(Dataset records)
----

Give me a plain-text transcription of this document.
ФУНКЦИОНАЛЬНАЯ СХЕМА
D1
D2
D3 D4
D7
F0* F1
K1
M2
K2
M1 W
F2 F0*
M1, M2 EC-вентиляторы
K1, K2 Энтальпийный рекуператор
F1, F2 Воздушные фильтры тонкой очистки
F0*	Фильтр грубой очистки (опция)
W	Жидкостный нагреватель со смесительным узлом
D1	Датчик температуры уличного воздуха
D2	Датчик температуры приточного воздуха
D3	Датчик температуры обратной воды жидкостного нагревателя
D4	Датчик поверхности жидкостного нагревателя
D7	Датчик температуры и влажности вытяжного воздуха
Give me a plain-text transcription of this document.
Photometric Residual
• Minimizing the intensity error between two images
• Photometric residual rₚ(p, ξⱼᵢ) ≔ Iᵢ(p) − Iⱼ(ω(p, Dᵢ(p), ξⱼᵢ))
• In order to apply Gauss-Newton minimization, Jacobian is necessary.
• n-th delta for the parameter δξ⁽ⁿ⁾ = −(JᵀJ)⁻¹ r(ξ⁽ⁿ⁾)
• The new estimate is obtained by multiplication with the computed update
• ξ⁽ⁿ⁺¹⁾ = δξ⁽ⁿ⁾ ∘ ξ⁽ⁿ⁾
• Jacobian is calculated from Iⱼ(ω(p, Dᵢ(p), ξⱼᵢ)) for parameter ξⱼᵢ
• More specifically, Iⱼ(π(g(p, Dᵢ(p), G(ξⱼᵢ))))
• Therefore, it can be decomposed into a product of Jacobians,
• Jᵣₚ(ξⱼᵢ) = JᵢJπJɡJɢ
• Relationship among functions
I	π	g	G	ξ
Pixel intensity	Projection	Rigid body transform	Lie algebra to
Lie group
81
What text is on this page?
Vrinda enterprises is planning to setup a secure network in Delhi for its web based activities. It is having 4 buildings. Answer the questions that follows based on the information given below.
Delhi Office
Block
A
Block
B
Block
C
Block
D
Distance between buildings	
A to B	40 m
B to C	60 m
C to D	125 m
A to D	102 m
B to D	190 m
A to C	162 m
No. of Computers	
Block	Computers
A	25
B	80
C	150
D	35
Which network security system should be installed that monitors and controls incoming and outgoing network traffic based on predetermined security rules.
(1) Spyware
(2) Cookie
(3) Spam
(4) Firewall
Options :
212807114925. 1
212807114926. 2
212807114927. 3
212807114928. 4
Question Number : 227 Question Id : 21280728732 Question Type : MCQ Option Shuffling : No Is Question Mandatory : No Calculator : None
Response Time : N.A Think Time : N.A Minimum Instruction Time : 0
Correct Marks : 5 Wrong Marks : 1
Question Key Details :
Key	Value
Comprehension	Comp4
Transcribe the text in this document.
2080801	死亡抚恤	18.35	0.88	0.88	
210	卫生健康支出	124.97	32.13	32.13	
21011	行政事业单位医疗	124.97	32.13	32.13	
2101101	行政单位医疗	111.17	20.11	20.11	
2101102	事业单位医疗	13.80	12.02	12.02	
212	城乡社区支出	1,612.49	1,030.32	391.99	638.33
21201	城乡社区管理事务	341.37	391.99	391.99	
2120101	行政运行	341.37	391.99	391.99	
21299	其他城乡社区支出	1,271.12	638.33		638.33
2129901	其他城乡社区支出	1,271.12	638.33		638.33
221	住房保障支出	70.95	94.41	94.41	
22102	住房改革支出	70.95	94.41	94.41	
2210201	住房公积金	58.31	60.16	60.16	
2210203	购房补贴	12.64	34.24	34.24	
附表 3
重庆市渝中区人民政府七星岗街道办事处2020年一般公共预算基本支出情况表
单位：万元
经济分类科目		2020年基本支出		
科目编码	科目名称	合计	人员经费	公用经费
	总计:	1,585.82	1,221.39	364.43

----

• **What is being asked**
Find the line containing "Transcribe the text in this document." in the material above. Print it and every line after it through the end, exactly and only those.

• **Exercise output**
Transcribe the text in this document.
2080801	死亡抚恤	18.35	0.88	0.88	
210	卫生健康支出	124.97	32.13	32.13	
21011	行政事业单位医疗	124.97	32.13	32.13	
2101101	行政单位医疗	111.17	20.11	20.11	
2101102	事业单位医疗	13.80	12.02	12.02	
212	城乡社区支出	1,612.49	1,030.32	391.99	638.33
21201	城乡社区管理事务	341.37	391.99	391.99	
2120101	行政运行	341.37	391.99	391.99	
21299	其他城乡社区支出	1,271.12	638.33		638.33
2129901	其他城乡社区支出	1,271.12	638.33		638.33
221	住房保障支出	70.95	94.41	94.41	
22102	住房改革支出	70.95	94.41	94.41	
2210201	住房公积金	58.31	60.16	60.16	
2210203	购房补贴	12.64	34.24	34.24	
附表 3
重庆市渝中区人民政府七星岗街道办事处2020年一般公共预算基本支出情况表
单位：万元
经济分类科目		2020年基本支出		
科目编码	科目名称	合计	人员经费	公用经费
	总计:	1,585.82	1,221.39	364.43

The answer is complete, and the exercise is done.